■ **TASK OBJECTIVE**
Each entry that follows is to be retyped exactly. Pictures do not belong in the copy.

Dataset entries
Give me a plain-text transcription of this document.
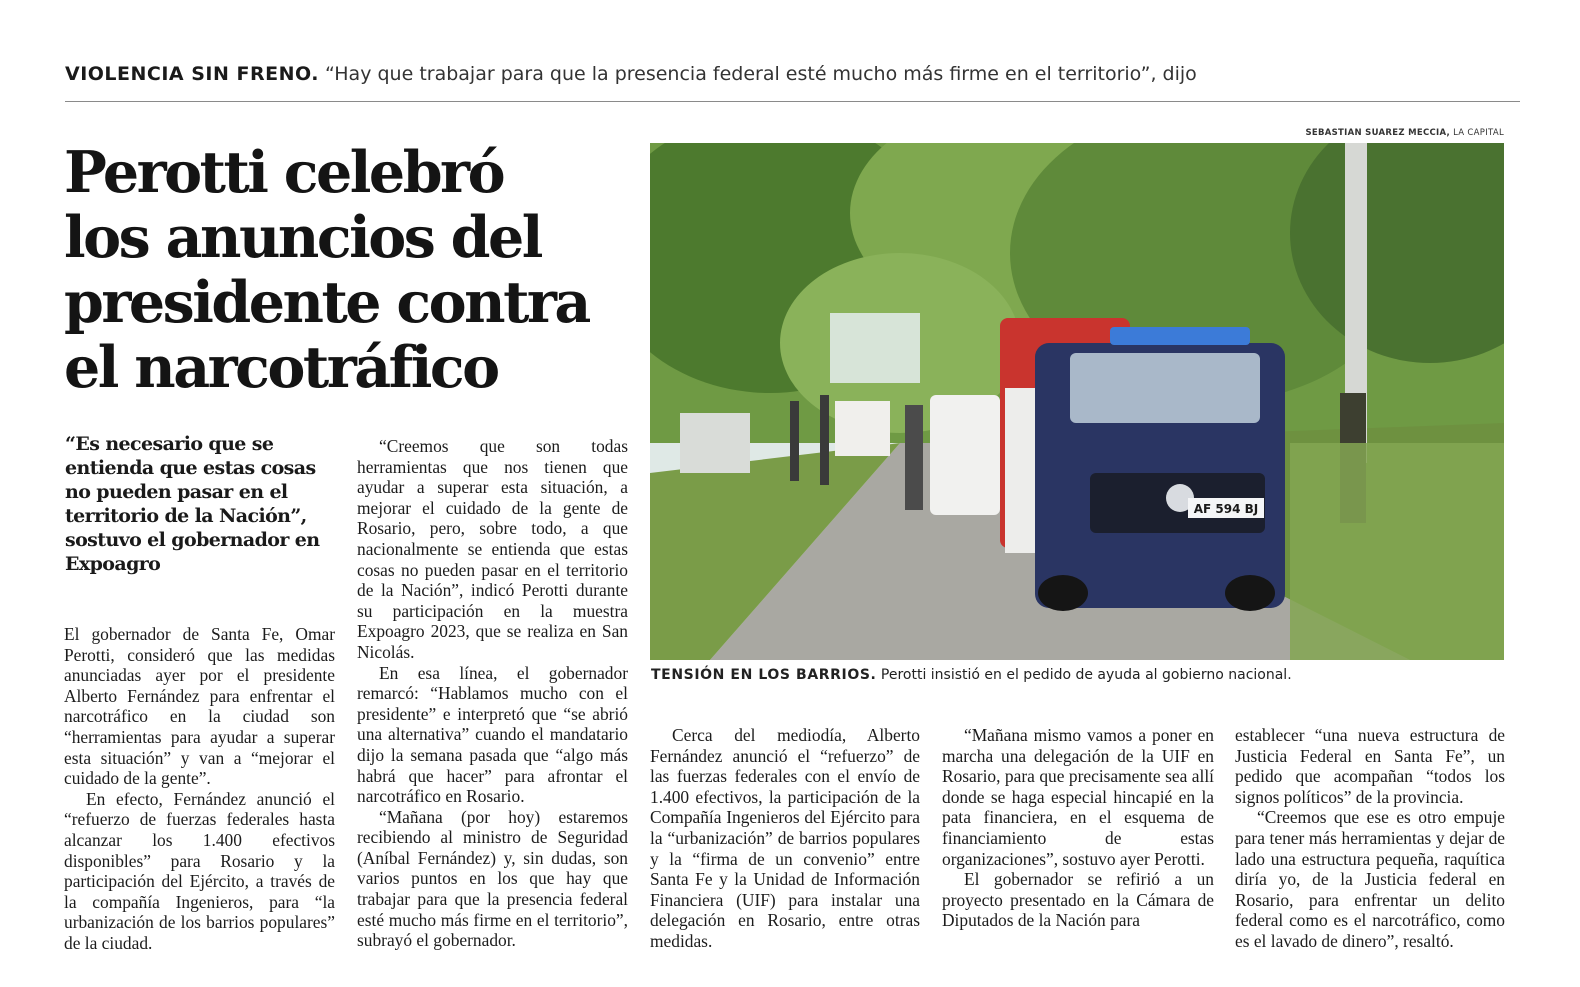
VIOLENCIA SIN FRENO. “Hay que trabajar para que la presencia federal esté mucho más firme en el territorio”, dijo
Perotti celebró
los anuncios del
presidente contra
el narcotráfico

“Es necesario que se entienda que estas cosas no pueden pasar en el territorio de la Nación”, sostuvo el gobernador en Expoagro

El gobernador de Santa Fe, Omar Perotti, consideró que las medidas anunciadas ayer por el presidente Alberto Fernández para enfrentar el narcotráfico en la ciudad son “herramientas para ayudar a superar esta situación” y van a “mejorar el cuidado de la gente”.

En efecto, Fernández anunció el “refuerzo de fuerzas federales hasta alcanzar los 1.400 efectivos disponibles” para Rosario y la participación del Ejército, a través de la compañía Ingenieros, para “la urbanización de los barrios populares” de la ciudad.

“Creemos que son todas herramientas que nos tienen que ayudar a superar esta situación, a mejorar el cuidado de la gente de Rosario, pero, sobre todo, a que nacionalmente se entienda que estas cosas no pueden pasar en el territorio de la Nación”, indicó Perotti durante su participación en la muestra Expoagro 2023, que se realiza en San Nicolás.

En esa línea, el gobernador remarcó: “Hablamos mucho con el presidente” e interpretó que “se abrió una alternativa” cuando el mandatario dijo la semana pasada que “algo más habrá que hacer” para afrontar el narcotráfico en Rosario.

“Mañana (por hoy) estaremos recibiendo al ministro de Seguridad (Aníbal Fernández) y, sin dudas, son varios puntos en los que hay que trabajar para que la presencia federal esté mucho más firme en el territorio”, subrayó el gobernador.

SEBASTIAN SUAREZ MECCIA, LA CAPITAL
AF 594 BJ
TENSIÓN EN LOS BARRIOS. Perotti insistió en el pedido de ayuda al gobierno nacional.

Cerca del mediodía, Alberto Fernández anunció el “refuerzo” de las fuerzas federales con el envío de 1.400 efectivos, la participación de la Compañía Ingenieros del Ejército para la “urbanización” de barrios populares y la “firma de un convenio” entre Santa Fe y la Unidad de Información Financiera (UIF) para instalar una delegación en Rosario, entre otras medidas.

“Mañana mismo vamos a poner en marcha una delegación de la UIF en Rosario, para que precisamente sea allí donde se haga especial hincapié en la pata financiera, en el esquema de financiamiento de estas organizaciones”, sostuvo ayer Perotti.

El gobernador se refirió a un proyecto presentado en la Cámara de Diputados de la Nación para

establecer “una nueva estructura de Justicia Federal en Santa Fe”, un pedido que acompañan “todos los signos políticos” de la provincia.

“Creemos que ese es otro empuje para tener más herramientas y dejar de lado una estructura pequeña, raquítica diría yo, de la Justicia federal en Rosario, para enfrentar un delito federal como es el narcotráfico, como es el lavado de dinero”, resaltó.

■ **RESPONSE TO THIS TASK**
Give me a plain-text transcription of this document.
VIOLENCIA SIN FRENO. “Hay que trabajar para que la presencia federal esté mucho más firme en el territorio”, dijo
Perotti celebró
los anuncios del
presidente contra
el narcotráfico

“Es necesario que se entienda que estas cosas no pueden pasar en el territorio de la Nación”, sostuvo el gobernador en Expoagro

El gobernador de Santa Fe, Omar Perotti, consideró que las medidas anunciadas ayer por el presidente Alberto Fernández para enfrentar el narcotráfico en la ciudad son “herramientas para ayudar a superar esta situación” y van a “mejorar el cuidado de la gente”.

En efecto, Fernández anunció el “refuerzo de fuerzas federales hasta alcanzar los 1.400 efectivos disponibles” para Rosario y la participación del Ejército, a través de la compañía Ingenieros, para “la urbanización de los barrios populares” de la ciudad.

“Creemos que son todas herramientas que nos tienen que ayudar a superar esta situación, a mejorar el cuidado de la gente de Rosario, pero, sobre todo, a que nacionalmente se entienda que estas cosas no pueden pasar en el territorio de la Nación”, indicó Perotti durante su participación en la muestra Expoagro 2023, que se realiza en San Nicolás.

En esa línea, el gobernador remarcó: “Hablamos mucho con el presidente” e interpretó que “se abrió una alternativa” cuando el mandatario dijo la semana pasada que “algo más habrá que hacer” para afrontar el narcotráfico en Rosario.

“Mañana (por hoy) estaremos recibiendo al ministro de Seguridad (Aníbal Fernández) y, sin dudas, son varios puntos en los que hay que trabajar para que la presencia federal esté mucho más firme en el territorio”, subrayó el gobernador.

SEBASTIAN SUAREZ MECCIA, LA CAPITAL
AF 594 BJ
TENSIÓN EN LOS BARRIOS. Perotti insistió en el pedido de ayuda al gobierno nacional.

Cerca del mediodía, Alberto Fernández anunció el “refuerzo” de las fuerzas federales con el envío de 1.400 efectivos, la participación de la Compañía Ingenieros del Ejército para la “urbanización” de barrios populares y la “firma de un convenio” entre Santa Fe y la Unidad de Información Financiera (UIF) para instalar una delegación en Rosario, entre otras medidas.

“Mañana mismo vamos a poner en marcha una delegación de la UIF en Rosario, para que precisamente sea allí donde se haga especial hincapié en la pata financiera, en el esquema de financiamiento de estas organizaciones”, sostuvo ayer Perotti.

El gobernador se refirió a un proyecto presentado en la Cámara de Diputados de la Nación para

establecer “una nueva estructura de Justicia Federal en Santa Fe”, un pedido que acompañan “todos los signos políticos” de la provincia.

“Creemos que ese es otro empuje para tener más herramientas y dejar de lado una estructura pequeña, raquítica diría yo, de la Justicia federal en Rosario, para enfrentar un delito federal como es el narcotráfico, como es el lavado de dinero”, resaltó.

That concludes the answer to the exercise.